↓
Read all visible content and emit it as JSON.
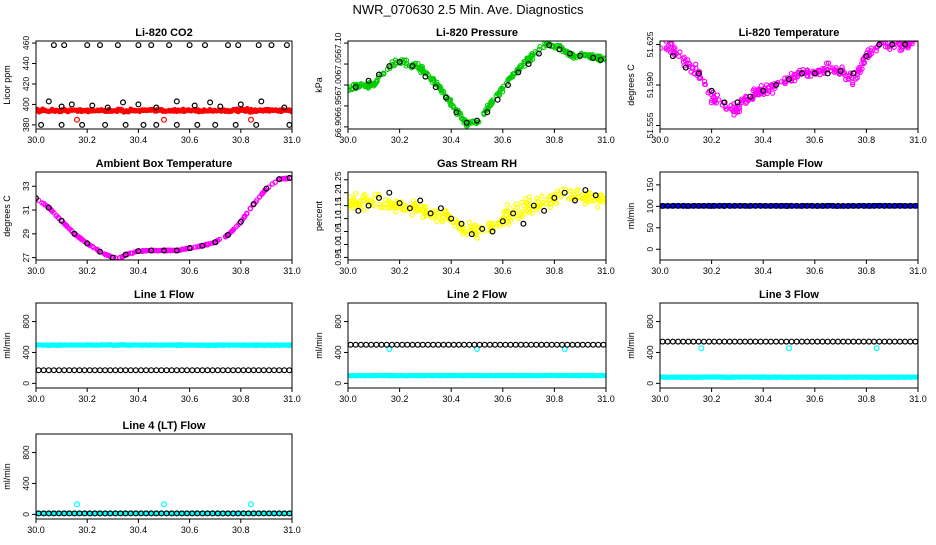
{
  "page_title": "NWR_070630  2.5 Min. Ave. Diagnostics",
  "colors": {
    "frame": "#000000",
    "overlay_points": "#000000",
    "co2": "#ff0000",
    "pressure": "#00cc00",
    "temperature": "#ff00ff",
    "ambient": "#ff00ff",
    "rh": "#ffff00",
    "sample_flow": "#0000ff",
    "line_flows": "#00ffff"
  },
  "chart_data": [
    {
      "id": "co2",
      "type": "scatter",
      "title": "Li-820 CO2",
      "ylabel": "Licor ppm",
      "xlim": [
        30.0,
        31.0
      ],
      "ylim": [
        376,
        462
      ],
      "xticks": [
        "30.0",
        "30.2",
        "30.4",
        "30.6",
        "30.8",
        "31.0"
      ],
      "yticks": [
        {
          "v": 380,
          "label": "380"
        },
        {
          "v": 400,
          "label": "400"
        },
        {
          "v": 420,
          "label": "420"
        },
        {
          "v": 440,
          "label": "440"
        },
        {
          "v": 460,
          "label": "460"
        }
      ],
      "series": [
        {
          "name": "co2_points",
          "color_key": "co2",
          "style": "band",
          "base": 394,
          "spread": 2.5,
          "n": 260
        },
        {
          "name": "co2_outliers",
          "color_key": "co2",
          "style": "ring",
          "x": [
            30.16,
            30.5,
            30.84
          ],
          "y": [
            385,
            385,
            385
          ]
        },
        {
          "name": "co2_averages_high",
          "color_key": "overlay_points",
          "style": "ring",
          "x": [
            30.07,
            30.11,
            30.2,
            30.25,
            30.32,
            30.4,
            30.45,
            30.52,
            30.6,
            30.66,
            30.75,
            30.79,
            30.87,
            30.92,
            30.98
          ],
          "y": [
            458,
            458,
            458,
            458,
            458,
            458,
            458,
            458,
            458,
            458,
            458,
            458,
            458,
            458,
            458
          ]
        },
        {
          "name": "co2_averages_mid",
          "color_key": "overlay_points",
          "style": "ring",
          "x": [
            30.05,
            30.1,
            30.14,
            30.22,
            30.28,
            30.34,
            30.4,
            30.47,
            30.55,
            30.62,
            30.68,
            30.72,
            30.8,
            30.88,
            30.97
          ],
          "y": [
            403,
            398,
            400,
            399,
            397,
            402,
            400,
            397,
            403,
            399,
            402,
            398,
            400,
            403,
            397
          ]
        },
        {
          "name": "co2_averages_low",
          "color_key": "overlay_points",
          "style": "ring",
          "x": [
            30.02,
            30.1,
            30.18,
            30.27,
            30.35,
            30.42,
            30.47,
            30.55,
            30.63,
            30.7,
            30.78,
            30.86,
            30.99
          ],
          "y": [
            380,
            380,
            380,
            380,
            380,
            380,
            380,
            380,
            380,
            380,
            380,
            380,
            380
          ]
        }
      ]
    },
    {
      "id": "pressure",
      "type": "scatter",
      "title": "Li-820 Pressure",
      "ylabel": "kPa",
      "xlim": [
        30.0,
        31.0
      ],
      "ylim": [
        66.895,
        67.105
      ],
      "xticks": [
        "30.0",
        "30.2",
        "30.4",
        "30.6",
        "30.8",
        "31.0"
      ],
      "yticks": [
        {
          "v": 66.9,
          "label": "66.90"
        },
        {
          "v": 66.95,
          "label": "66.95"
        },
        {
          "v": 67.0,
          "label": "67.00"
        },
        {
          "v": 67.05,
          "label": "67.05"
        },
        {
          "v": 67.1,
          "label": "67.10"
        }
      ],
      "series": [
        {
          "name": "pressure_curve",
          "color_key": "pressure",
          "style": "jitter_curve",
          "spread": 0.012,
          "n": 320,
          "x": [
            30.0,
            30.05,
            30.1,
            30.17,
            30.22,
            30.28,
            30.35,
            30.42,
            30.46,
            30.5,
            30.56,
            30.62,
            30.68,
            30.74,
            30.77,
            30.82,
            30.87,
            30.92,
            31.0
          ],
          "y": [
            66.99,
            67.0,
            67.0,
            67.05,
            67.055,
            67.04,
            67.0,
            66.94,
            66.905,
            66.91,
            66.96,
            67.01,
            67.05,
            67.085,
            67.1,
            67.09,
            67.07,
            67.07,
            67.06
          ]
        },
        {
          "name": "pressure_averages",
          "color_key": "overlay_points",
          "style": "ring",
          "x": [
            30.03,
            30.08,
            30.12,
            30.16,
            30.2,
            30.25,
            30.3,
            30.34,
            30.38,
            30.42,
            30.46,
            30.5,
            30.54,
            30.58,
            30.62,
            30.66,
            30.7,
            30.74,
            30.78,
            30.82,
            30.86,
            30.9,
            30.95,
            30.98
          ],
          "y": [
            66.995,
            67.01,
            67.025,
            67.045,
            67.055,
            67.045,
            67.02,
            66.995,
            66.97,
            66.935,
            66.91,
            66.915,
            66.935,
            66.965,
            67.0,
            67.03,
            67.05,
            67.075,
            67.095,
            67.085,
            67.075,
            67.07,
            67.065,
            67.06
          ]
        }
      ]
    },
    {
      "id": "temperature",
      "type": "scatter",
      "title": "Li-820 Temperature",
      "ylabel": "degrees C",
      "xlim": [
        30.0,
        31.0
      ],
      "ylim": [
        51.552,
        51.628
      ],
      "xticks": [
        "30.0",
        "30.2",
        "30.4",
        "30.6",
        "30.8",
        "31.0"
      ],
      "yticks": [
        {
          "v": 51.555,
          "label": "51.555"
        },
        {
          "v": 51.59,
          "label": "51.590"
        },
        {
          "v": 51.625,
          "label": "51.625"
        }
      ],
      "series": [
        {
          "name": "temp_curve",
          "color_key": "temperature",
          "style": "jitter_curve",
          "spread": 0.008,
          "n": 300,
          "x": [
            30.0,
            30.05,
            30.1,
            30.15,
            30.2,
            30.25,
            30.3,
            30.35,
            30.4,
            30.45,
            30.5,
            30.55,
            30.6,
            30.65,
            30.7,
            30.75,
            30.8,
            30.85,
            30.9,
            31.0
          ],
          "y": [
            51.625,
            51.62,
            51.61,
            51.6,
            51.58,
            51.57,
            51.57,
            51.58,
            51.585,
            51.59,
            51.595,
            51.6,
            51.6,
            51.605,
            51.6,
            51.595,
            51.615,
            51.625,
            51.625,
            51.625
          ]
        },
        {
          "name": "temp_averages",
          "color_key": "overlay_points",
          "style": "ring",
          "x": [
            30.05,
            30.1,
            30.15,
            30.2,
            30.25,
            30.3,
            30.35,
            30.4,
            30.45,
            30.5,
            30.55,
            30.6,
            30.65,
            30.7,
            30.75,
            30.8,
            30.85,
            30.9,
            30.95
          ],
          "y": [
            51.615,
            51.605,
            51.6,
            51.585,
            51.575,
            51.575,
            51.58,
            51.585,
            51.59,
            51.595,
            51.6,
            51.6,
            51.6,
            51.602,
            51.6,
            51.615,
            51.625,
            51.625,
            51.625
          ]
        }
      ]
    },
    {
      "id": "ambient",
      "type": "scatter",
      "title": "Ambient Box Temperature",
      "ylabel": "degrees C",
      "xlim": [
        30.0,
        31.0
      ],
      "ylim": [
        26.8,
        34.2
      ],
      "xticks": [
        "30.0",
        "30.2",
        "30.4",
        "30.6",
        "30.8",
        "31.0"
      ],
      "yticks": [
        {
          "v": 27,
          "label": "27"
        },
        {
          "v": 29,
          "label": "29"
        },
        {
          "v": 31,
          "label": "31"
        },
        {
          "v": 33,
          "label": "33"
        }
      ],
      "series": [
        {
          "name": "ambient_curve",
          "color_key": "ambient",
          "style": "jitter_curve",
          "spread": 0.06,
          "n": 260,
          "x": [
            30.0,
            30.05,
            30.1,
            30.15,
            30.2,
            30.25,
            30.3,
            30.33,
            30.36,
            30.4,
            30.45,
            30.5,
            30.55,
            30.6,
            30.65,
            30.7,
            30.75,
            30.8,
            30.85,
            30.9,
            30.95,
            31.0
          ],
          "y": [
            32.0,
            31.2,
            30.1,
            29.0,
            28.2,
            27.5,
            27.0,
            27.0,
            27.3,
            27.55,
            27.6,
            27.6,
            27.6,
            27.8,
            28.0,
            28.3,
            28.9,
            30.0,
            31.5,
            32.8,
            33.6,
            33.7
          ]
        },
        {
          "name": "ambient_averages",
          "color_key": "overlay_points",
          "style": "ring",
          "x": [
            30.0,
            30.05,
            30.1,
            30.15,
            30.2,
            30.25,
            30.3,
            30.35,
            30.4,
            30.45,
            30.5,
            30.55,
            30.6,
            30.65,
            30.7,
            30.75,
            30.8,
            30.85,
            30.9,
            30.95,
            30.99
          ],
          "y": [
            32.0,
            31.2,
            30.1,
            29.0,
            28.2,
            27.5,
            27.0,
            27.25,
            27.55,
            27.6,
            27.6,
            27.6,
            27.8,
            28.0,
            28.3,
            28.9,
            30.0,
            31.5,
            32.8,
            33.6,
            33.7
          ]
        }
      ]
    },
    {
      "id": "rh",
      "type": "scatter",
      "title": "Gas Stream RH",
      "ylabel": "percent",
      "xlim": [
        30.0,
        31.0
      ],
      "ylim": [
        0.94,
        1.28
      ],
      "xticks": [
        "30.0",
        "30.2",
        "30.4",
        "30.6",
        "30.8",
        "31.0"
      ],
      "yticks": [
        {
          "v": 0.95,
          "label": "0.95"
        },
        {
          "v": 1.0,
          "label": "1.00"
        },
        {
          "v": 1.05,
          "label": "1.05"
        },
        {
          "v": 1.1,
          "label": "1.10"
        },
        {
          "v": 1.15,
          "label": "1.15"
        },
        {
          "v": 1.2,
          "label": "1.20"
        },
        {
          "v": 1.25,
          "label": "1.25"
        }
      ],
      "series": [
        {
          "name": "rh_curve",
          "color_key": "rh",
          "style": "jitter_curve",
          "spread": 0.05,
          "n": 320,
          "x": [
            30.0,
            30.1,
            30.2,
            30.3,
            30.4,
            30.45,
            30.5,
            30.55,
            30.6,
            30.7,
            30.8,
            30.9,
            31.0
          ],
          "y": [
            1.16,
            1.17,
            1.15,
            1.13,
            1.1,
            1.06,
            1.05,
            1.06,
            1.1,
            1.15,
            1.18,
            1.19,
            1.17
          ]
        },
        {
          "name": "rh_averages",
          "color_key": "overlay_points",
          "style": "ring",
          "x": [
            30.04,
            30.08,
            30.12,
            30.16,
            30.2,
            30.24,
            30.28,
            30.32,
            30.36,
            30.4,
            30.44,
            30.48,
            30.52,
            30.56,
            30.6,
            30.64,
            30.68,
            30.72,
            30.76,
            30.8,
            30.84,
            30.88,
            30.92,
            30.96
          ],
          "y": [
            1.13,
            1.15,
            1.18,
            1.2,
            1.16,
            1.14,
            1.17,
            1.12,
            1.14,
            1.1,
            1.08,
            1.04,
            1.06,
            1.05,
            1.09,
            1.12,
            1.08,
            1.15,
            1.13,
            1.18,
            1.2,
            1.17,
            1.21,
            1.19
          ]
        }
      ]
    },
    {
      "id": "sample",
      "type": "scatter",
      "title": "Sample Flow",
      "ylabel": "ml/min",
      "xlim": [
        30.0,
        31.0
      ],
      "ylim": [
        -25,
        180
      ],
      "xticks": [
        "30.0",
        "30.2",
        "30.4",
        "30.6",
        "30.8",
        "31.0"
      ],
      "yticks": [
        {
          "v": 0,
          "label": "0"
        },
        {
          "v": 50,
          "label": "50"
        },
        {
          "v": 100,
          "label": "100"
        },
        {
          "v": 150,
          "label": "150"
        }
      ],
      "series": [
        {
          "name": "sample_points",
          "color_key": "sample_flow",
          "style": "band",
          "base": 101,
          "spread": 1.8,
          "n": 300
        },
        {
          "name": "sample_averages",
          "color_key": "overlay_points",
          "style": "ring_line",
          "base": 101,
          "n": 50
        }
      ]
    },
    {
      "id": "line1",
      "type": "scatter",
      "title": "Line 1 Flow",
      "ylabel": "ml/min",
      "xlim": [
        30.0,
        31.0
      ],
      "ylim": [
        -60,
        1040
      ],
      "xticks": [
        "30.0",
        "30.2",
        "30.4",
        "30.6",
        "30.8",
        "31.0"
      ],
      "yticks": [
        {
          "v": 0,
          "label": "0"
        },
        {
          "v": 400,
          "label": "400"
        },
        {
          "v": 800,
          "label": "800"
        }
      ],
      "series": [
        {
          "name": "line1_cyan",
          "color_key": "line_flows",
          "style": "band",
          "base": 495,
          "spread": 9,
          "n": 300
        },
        {
          "name": "line1_averages",
          "color_key": "overlay_points",
          "style": "ring_line",
          "base": 170,
          "n": 50
        }
      ]
    },
    {
      "id": "line2",
      "type": "scatter",
      "title": "Line 2 Flow",
      "ylabel": "ml/min",
      "xlim": [
        30.0,
        31.0
      ],
      "ylim": [
        -60,
        1040
      ],
      "xticks": [
        "30.0",
        "30.2",
        "30.4",
        "30.6",
        "30.8",
        "31.0"
      ],
      "yticks": [
        {
          "v": 0,
          "label": "0"
        },
        {
          "v": 400,
          "label": "400"
        },
        {
          "v": 800,
          "label": "800"
        }
      ],
      "series": [
        {
          "name": "line2_cyan",
          "color_key": "line_flows",
          "style": "band",
          "base": 100,
          "spread": 7,
          "n": 300
        },
        {
          "name": "line2_cyan_outliers",
          "color_key": "line_flows",
          "style": "ring",
          "x": [
            30.16,
            30.5,
            30.84
          ],
          "y": [
            445,
            445,
            445
          ]
        },
        {
          "name": "line2_averages",
          "color_key": "overlay_points",
          "style": "ring_line",
          "base": 500,
          "n": 50
        }
      ]
    },
    {
      "id": "line3",
      "type": "scatter",
      "title": "Line 3 Flow",
      "ylabel": "ml/min",
      "xlim": [
        30.0,
        31.0
      ],
      "ylim": [
        -60,
        1040
      ],
      "xticks": [
        "30.0",
        "30.2",
        "30.4",
        "30.6",
        "30.8",
        "31.0"
      ],
      "yticks": [
        {
          "v": 0,
          "label": "0"
        },
        {
          "v": 400,
          "label": "400"
        },
        {
          "v": 800,
          "label": "800"
        }
      ],
      "series": [
        {
          "name": "line3_cyan",
          "color_key": "line_flows",
          "style": "band",
          "base": 80,
          "spread": 7,
          "n": 300
        },
        {
          "name": "line3_cyan_outliers",
          "color_key": "line_flows",
          "style": "ring",
          "x": [
            30.16,
            30.5,
            30.84
          ],
          "y": [
            455,
            455,
            455
          ]
        },
        {
          "name": "line3_averages",
          "color_key": "overlay_points",
          "style": "ring_line",
          "base": 540,
          "n": 50
        }
      ]
    },
    {
      "id": "line4",
      "type": "scatter",
      "title": "Line 4 (LT) Flow",
      "ylabel": "ml/min",
      "xlim": [
        30.0,
        31.0
      ],
      "ylim": [
        -60,
        1040
      ],
      "xticks": [
        "30.0",
        "30.2",
        "30.4",
        "30.6",
        "30.8",
        "31.0"
      ],
      "yticks": [
        {
          "v": 0,
          "label": "0"
        },
        {
          "v": 400,
          "label": "400"
        },
        {
          "v": 800,
          "label": "800"
        }
      ],
      "series": [
        {
          "name": "line4_cyan",
          "color_key": "line_flows",
          "style": "band",
          "base": 12,
          "spread": 4,
          "n": 300
        },
        {
          "name": "line4_cyan_outliers",
          "color_key": "line_flows",
          "style": "ring",
          "x": [
            30.16,
            30.5,
            30.84
          ],
          "y": [
            130,
            130,
            130
          ]
        },
        {
          "name": "line4_averages",
          "color_key": "overlay_points",
          "style": "ring_line",
          "base": 12,
          "n": 50
        }
      ]
    }
  ]
}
↑
From the data above, copy each line that has the string "base".

#### Task response:
          "base": 394,
          "base": 101,
          "base": 101,
          "base": 495,
          "base": 170,
          "base": 100,
          "base": 500,
          "base": 80,
          "base": 540,
          "base": 12,
          "base": 12,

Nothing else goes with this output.